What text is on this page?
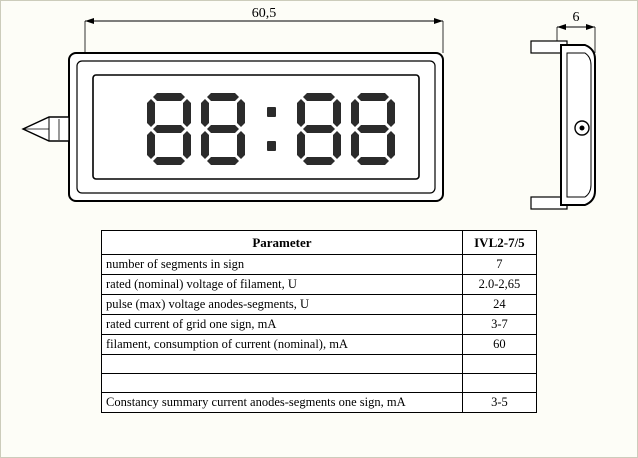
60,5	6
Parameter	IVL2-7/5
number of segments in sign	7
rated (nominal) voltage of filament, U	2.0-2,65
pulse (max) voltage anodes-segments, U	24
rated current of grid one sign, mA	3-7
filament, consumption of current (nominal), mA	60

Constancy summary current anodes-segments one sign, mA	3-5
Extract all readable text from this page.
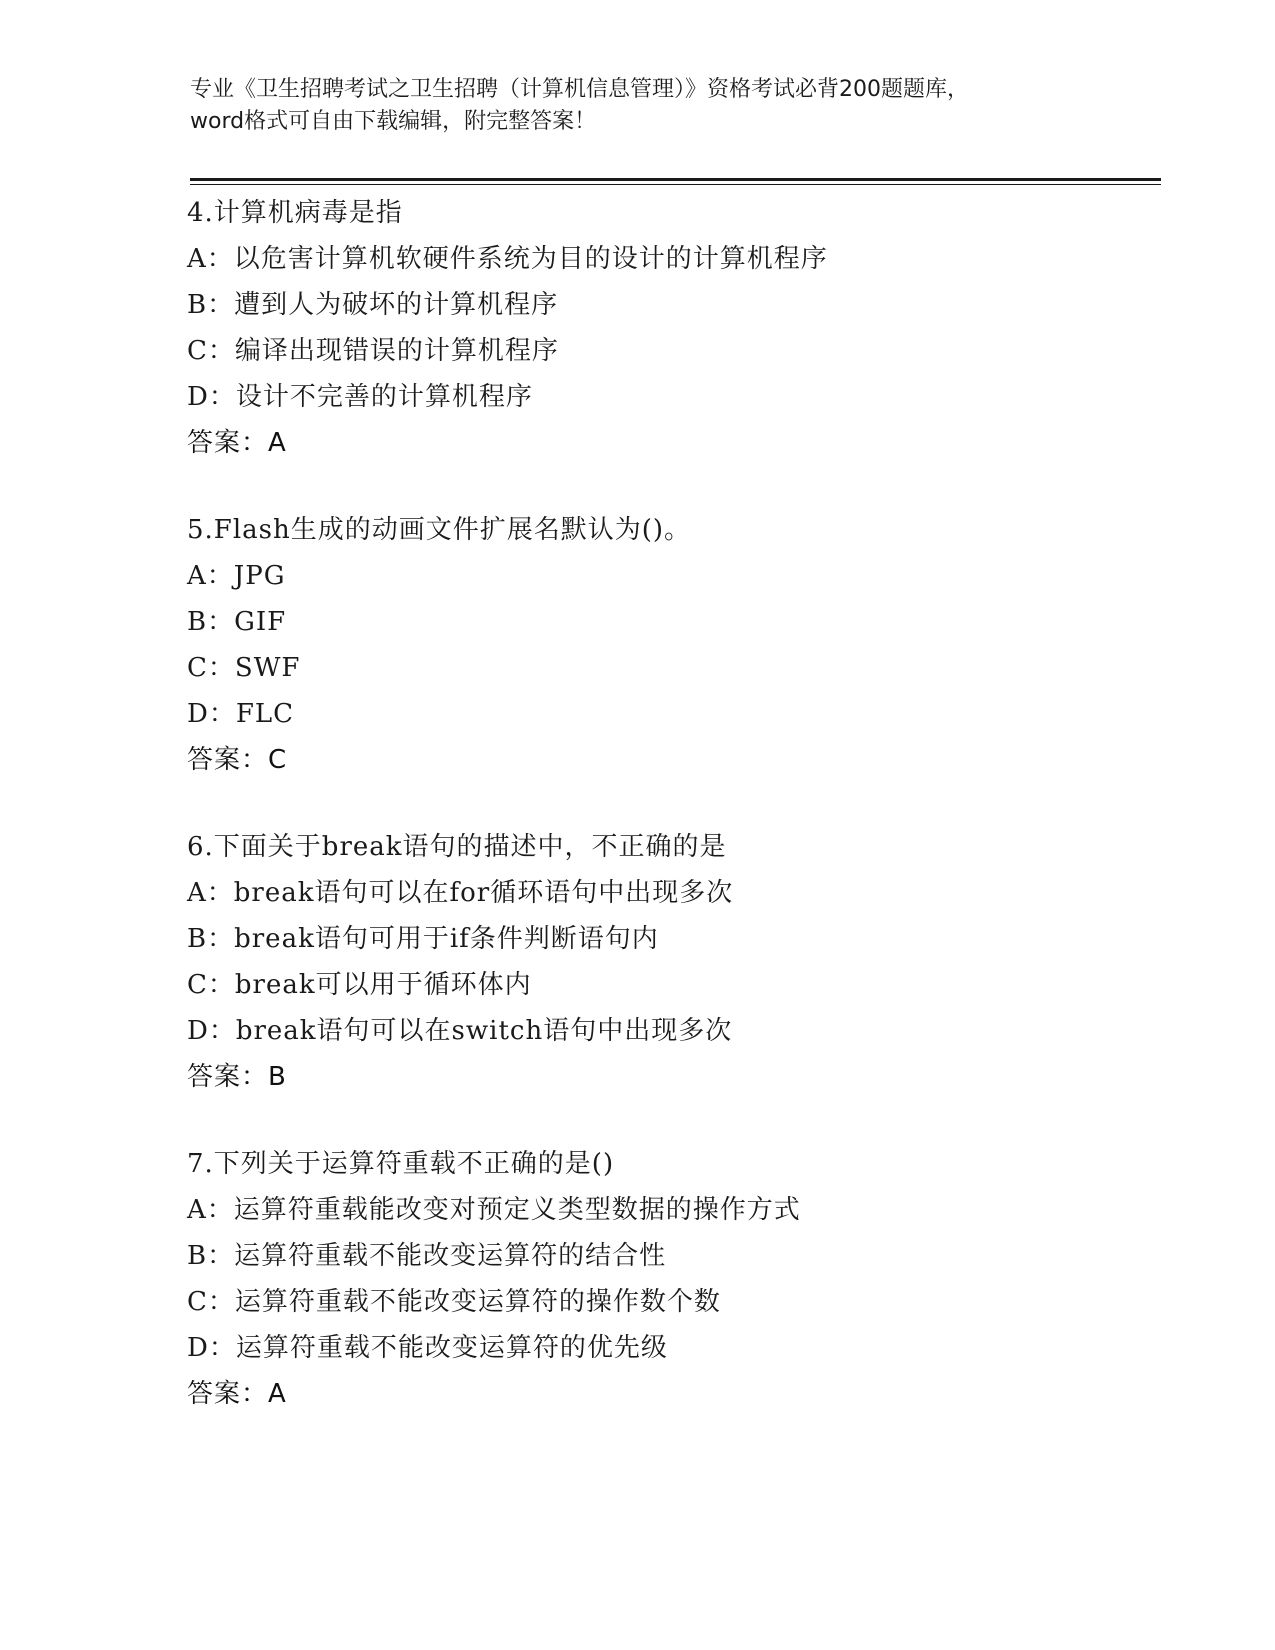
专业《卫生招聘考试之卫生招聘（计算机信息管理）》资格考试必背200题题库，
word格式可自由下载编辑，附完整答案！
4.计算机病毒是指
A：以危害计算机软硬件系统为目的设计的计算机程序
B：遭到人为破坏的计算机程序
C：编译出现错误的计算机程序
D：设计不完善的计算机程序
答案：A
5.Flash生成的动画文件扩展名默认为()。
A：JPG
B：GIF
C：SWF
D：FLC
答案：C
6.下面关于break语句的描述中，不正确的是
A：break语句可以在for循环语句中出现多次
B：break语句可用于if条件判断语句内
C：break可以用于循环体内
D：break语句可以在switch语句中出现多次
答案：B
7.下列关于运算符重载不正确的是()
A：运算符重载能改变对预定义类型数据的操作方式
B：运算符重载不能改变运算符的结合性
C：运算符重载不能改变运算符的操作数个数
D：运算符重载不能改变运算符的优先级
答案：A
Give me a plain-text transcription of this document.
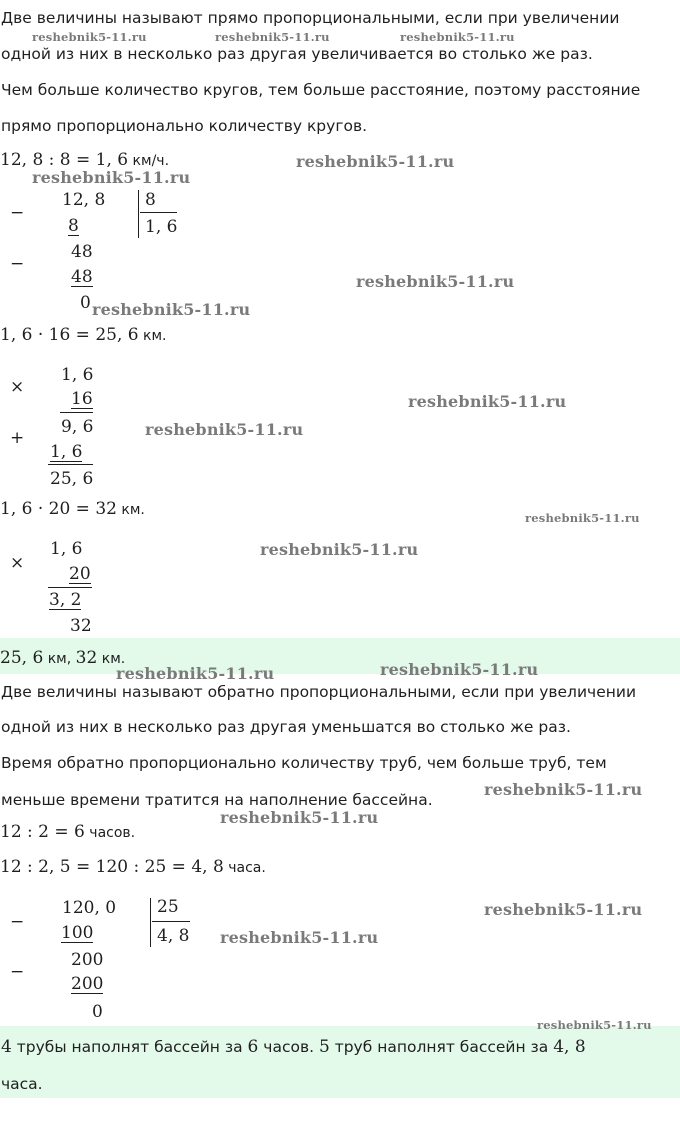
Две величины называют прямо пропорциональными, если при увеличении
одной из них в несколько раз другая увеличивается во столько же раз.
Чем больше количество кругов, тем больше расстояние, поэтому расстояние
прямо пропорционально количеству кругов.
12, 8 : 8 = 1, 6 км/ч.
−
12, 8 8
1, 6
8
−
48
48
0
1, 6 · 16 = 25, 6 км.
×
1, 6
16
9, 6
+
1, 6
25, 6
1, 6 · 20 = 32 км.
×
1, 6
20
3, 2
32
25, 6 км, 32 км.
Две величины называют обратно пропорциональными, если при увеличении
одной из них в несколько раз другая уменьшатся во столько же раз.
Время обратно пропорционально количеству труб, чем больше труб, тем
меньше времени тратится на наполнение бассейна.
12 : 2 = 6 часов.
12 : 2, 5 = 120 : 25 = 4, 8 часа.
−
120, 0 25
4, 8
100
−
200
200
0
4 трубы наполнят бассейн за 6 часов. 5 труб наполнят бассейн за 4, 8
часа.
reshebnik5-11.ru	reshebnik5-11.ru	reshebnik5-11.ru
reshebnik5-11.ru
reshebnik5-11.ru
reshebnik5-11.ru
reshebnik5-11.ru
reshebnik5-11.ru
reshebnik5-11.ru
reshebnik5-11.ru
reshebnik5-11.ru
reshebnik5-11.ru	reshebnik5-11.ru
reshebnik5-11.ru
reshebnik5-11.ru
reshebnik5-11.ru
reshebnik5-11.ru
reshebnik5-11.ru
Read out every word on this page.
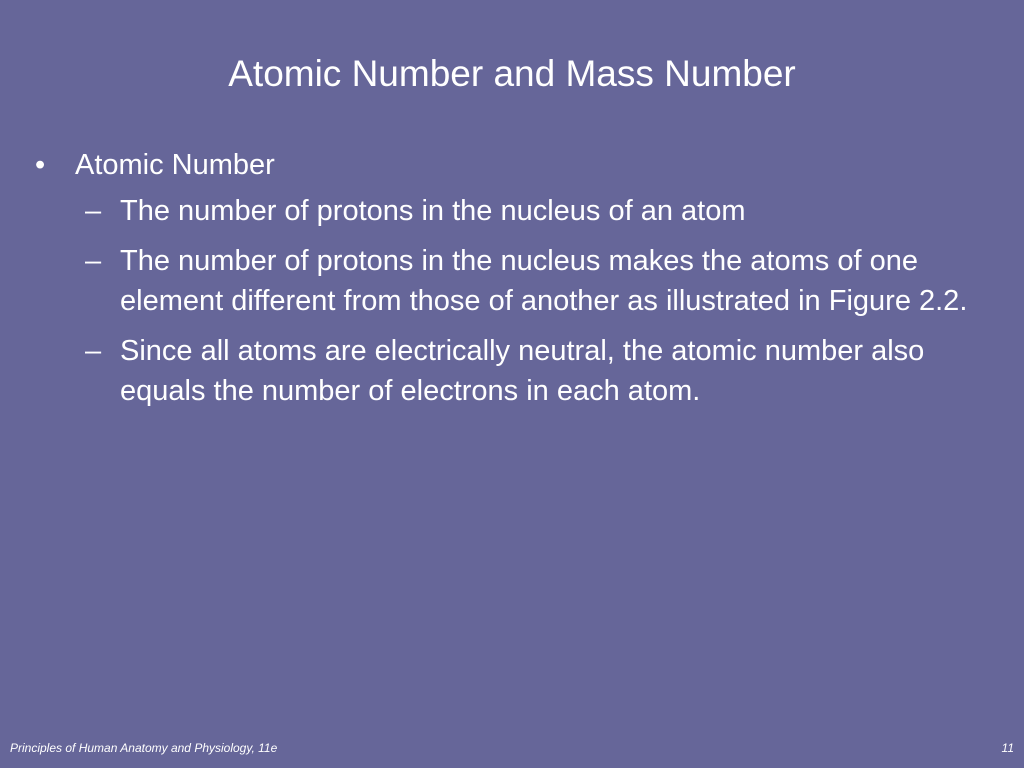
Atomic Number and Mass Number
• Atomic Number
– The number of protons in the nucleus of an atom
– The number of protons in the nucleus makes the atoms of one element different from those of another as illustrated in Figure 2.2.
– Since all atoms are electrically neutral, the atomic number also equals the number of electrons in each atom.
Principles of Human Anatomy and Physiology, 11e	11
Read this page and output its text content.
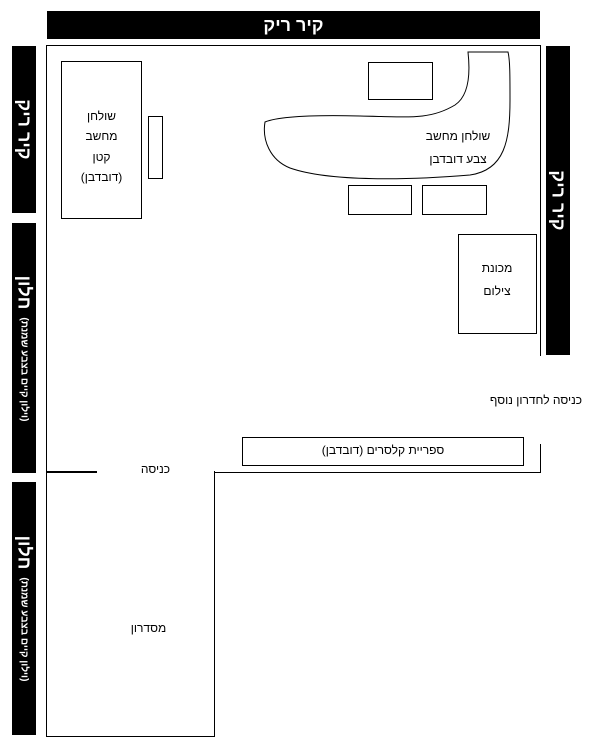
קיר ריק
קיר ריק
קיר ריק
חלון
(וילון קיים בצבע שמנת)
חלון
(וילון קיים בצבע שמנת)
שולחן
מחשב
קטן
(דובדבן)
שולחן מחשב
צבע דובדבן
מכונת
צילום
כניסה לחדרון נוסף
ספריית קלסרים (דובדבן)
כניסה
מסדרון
-=-=-
## What this task involves
Filter the entries down to the lines containing "одной". Copy each of those lines.

## Answer to this task
одной из них в несколько раз другая увеличивается во столько же раз.
одной из них в несколько раз другая уменьшатся во столько же раз.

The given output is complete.